- **Aim**: Count the lines below that contain the word "color" and give only that number.

--- START OF Dataset excerpts ---

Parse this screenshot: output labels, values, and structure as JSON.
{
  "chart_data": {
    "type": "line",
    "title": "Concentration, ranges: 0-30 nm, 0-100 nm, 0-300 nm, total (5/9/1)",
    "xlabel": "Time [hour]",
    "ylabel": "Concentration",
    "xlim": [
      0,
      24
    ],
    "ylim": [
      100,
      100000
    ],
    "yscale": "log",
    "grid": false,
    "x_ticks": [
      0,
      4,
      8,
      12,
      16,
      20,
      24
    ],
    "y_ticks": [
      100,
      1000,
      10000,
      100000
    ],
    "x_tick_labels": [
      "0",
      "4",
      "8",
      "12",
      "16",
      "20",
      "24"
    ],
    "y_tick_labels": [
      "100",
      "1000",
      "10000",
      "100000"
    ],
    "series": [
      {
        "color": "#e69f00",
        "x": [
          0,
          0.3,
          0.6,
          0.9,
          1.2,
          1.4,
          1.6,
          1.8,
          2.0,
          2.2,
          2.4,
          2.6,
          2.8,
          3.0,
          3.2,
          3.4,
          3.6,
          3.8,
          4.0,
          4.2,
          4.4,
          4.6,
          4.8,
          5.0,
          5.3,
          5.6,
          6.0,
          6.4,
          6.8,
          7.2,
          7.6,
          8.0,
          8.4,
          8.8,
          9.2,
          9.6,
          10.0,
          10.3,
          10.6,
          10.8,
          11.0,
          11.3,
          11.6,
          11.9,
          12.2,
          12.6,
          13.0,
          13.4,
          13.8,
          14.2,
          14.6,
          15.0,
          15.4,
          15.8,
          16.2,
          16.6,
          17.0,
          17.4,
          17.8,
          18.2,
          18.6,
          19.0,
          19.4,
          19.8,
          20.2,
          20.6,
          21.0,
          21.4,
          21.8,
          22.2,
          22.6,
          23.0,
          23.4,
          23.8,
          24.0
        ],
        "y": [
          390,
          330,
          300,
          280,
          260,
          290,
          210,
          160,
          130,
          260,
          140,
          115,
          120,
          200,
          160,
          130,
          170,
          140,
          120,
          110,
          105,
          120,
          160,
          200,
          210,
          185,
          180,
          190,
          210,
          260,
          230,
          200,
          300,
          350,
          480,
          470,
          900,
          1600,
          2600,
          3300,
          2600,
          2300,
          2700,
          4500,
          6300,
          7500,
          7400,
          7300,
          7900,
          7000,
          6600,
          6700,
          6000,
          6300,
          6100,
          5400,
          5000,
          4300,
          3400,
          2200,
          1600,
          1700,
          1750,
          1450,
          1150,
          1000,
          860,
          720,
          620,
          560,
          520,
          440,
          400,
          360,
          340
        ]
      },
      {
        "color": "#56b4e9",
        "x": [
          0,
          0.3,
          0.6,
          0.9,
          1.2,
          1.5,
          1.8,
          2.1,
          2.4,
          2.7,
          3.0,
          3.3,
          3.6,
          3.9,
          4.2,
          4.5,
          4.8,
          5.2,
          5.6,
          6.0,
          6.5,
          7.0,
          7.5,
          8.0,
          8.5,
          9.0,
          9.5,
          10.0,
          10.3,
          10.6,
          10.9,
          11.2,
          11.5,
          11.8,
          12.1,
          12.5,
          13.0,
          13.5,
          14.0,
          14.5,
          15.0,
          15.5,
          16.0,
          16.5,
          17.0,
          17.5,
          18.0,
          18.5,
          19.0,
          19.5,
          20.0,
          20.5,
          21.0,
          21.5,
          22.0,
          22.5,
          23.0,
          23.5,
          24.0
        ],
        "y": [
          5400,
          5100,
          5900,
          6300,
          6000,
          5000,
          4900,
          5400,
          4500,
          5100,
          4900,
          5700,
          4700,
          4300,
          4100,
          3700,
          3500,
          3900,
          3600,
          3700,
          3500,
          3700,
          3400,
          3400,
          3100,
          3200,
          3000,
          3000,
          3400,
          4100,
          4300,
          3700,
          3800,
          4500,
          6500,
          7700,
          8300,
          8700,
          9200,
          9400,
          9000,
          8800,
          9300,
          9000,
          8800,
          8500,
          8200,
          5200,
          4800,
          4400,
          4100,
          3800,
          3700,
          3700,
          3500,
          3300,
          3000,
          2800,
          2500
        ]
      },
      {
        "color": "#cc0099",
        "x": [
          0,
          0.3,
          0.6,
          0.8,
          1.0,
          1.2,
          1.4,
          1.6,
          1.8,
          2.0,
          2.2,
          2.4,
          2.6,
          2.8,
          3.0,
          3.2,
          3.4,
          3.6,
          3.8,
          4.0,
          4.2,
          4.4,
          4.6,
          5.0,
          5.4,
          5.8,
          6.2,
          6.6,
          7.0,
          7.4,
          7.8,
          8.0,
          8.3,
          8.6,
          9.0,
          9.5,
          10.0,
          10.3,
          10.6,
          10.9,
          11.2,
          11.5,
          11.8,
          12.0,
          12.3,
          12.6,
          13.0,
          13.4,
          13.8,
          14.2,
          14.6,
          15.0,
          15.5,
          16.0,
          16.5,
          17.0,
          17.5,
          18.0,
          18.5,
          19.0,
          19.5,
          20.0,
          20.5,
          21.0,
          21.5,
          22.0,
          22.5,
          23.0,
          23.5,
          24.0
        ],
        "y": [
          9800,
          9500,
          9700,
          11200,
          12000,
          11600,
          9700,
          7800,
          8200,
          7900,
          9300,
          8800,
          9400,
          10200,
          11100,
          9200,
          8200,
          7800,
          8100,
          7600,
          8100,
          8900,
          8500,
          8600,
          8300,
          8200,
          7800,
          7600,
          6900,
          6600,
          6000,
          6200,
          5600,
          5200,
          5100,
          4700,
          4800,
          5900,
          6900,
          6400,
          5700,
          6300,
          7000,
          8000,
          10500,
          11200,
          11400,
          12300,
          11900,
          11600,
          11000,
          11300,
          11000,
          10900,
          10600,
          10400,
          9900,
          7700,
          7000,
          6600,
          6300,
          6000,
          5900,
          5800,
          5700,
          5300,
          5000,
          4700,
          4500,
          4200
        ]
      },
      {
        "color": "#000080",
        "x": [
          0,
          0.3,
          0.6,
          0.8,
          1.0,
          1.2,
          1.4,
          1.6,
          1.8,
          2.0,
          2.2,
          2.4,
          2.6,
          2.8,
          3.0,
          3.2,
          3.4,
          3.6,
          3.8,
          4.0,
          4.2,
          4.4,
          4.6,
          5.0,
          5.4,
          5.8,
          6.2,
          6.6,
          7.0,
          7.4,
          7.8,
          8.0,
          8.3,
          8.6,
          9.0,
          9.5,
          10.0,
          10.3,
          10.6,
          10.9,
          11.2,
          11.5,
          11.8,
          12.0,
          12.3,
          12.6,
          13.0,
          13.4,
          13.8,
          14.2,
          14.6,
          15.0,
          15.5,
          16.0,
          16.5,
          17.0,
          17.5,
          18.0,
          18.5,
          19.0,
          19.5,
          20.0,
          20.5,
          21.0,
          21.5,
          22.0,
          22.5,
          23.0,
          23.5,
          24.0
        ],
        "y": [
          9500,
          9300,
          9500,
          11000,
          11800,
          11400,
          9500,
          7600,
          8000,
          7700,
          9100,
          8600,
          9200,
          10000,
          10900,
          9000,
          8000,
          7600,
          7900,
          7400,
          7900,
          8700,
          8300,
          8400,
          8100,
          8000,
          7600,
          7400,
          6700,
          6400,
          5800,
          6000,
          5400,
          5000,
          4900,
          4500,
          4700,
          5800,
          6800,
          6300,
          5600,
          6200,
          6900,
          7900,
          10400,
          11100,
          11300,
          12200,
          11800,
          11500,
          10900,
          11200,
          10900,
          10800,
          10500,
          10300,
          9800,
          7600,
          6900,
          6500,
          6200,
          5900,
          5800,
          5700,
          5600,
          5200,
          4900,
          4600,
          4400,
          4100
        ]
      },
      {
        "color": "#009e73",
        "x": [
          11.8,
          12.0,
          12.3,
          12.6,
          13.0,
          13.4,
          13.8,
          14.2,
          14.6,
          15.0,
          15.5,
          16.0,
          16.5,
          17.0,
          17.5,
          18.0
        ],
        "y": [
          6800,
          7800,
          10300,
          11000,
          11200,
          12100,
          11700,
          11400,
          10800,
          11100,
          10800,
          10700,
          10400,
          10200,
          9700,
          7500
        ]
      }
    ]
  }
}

--- END OF Dataset excerpts ---

- **Written answer**: 5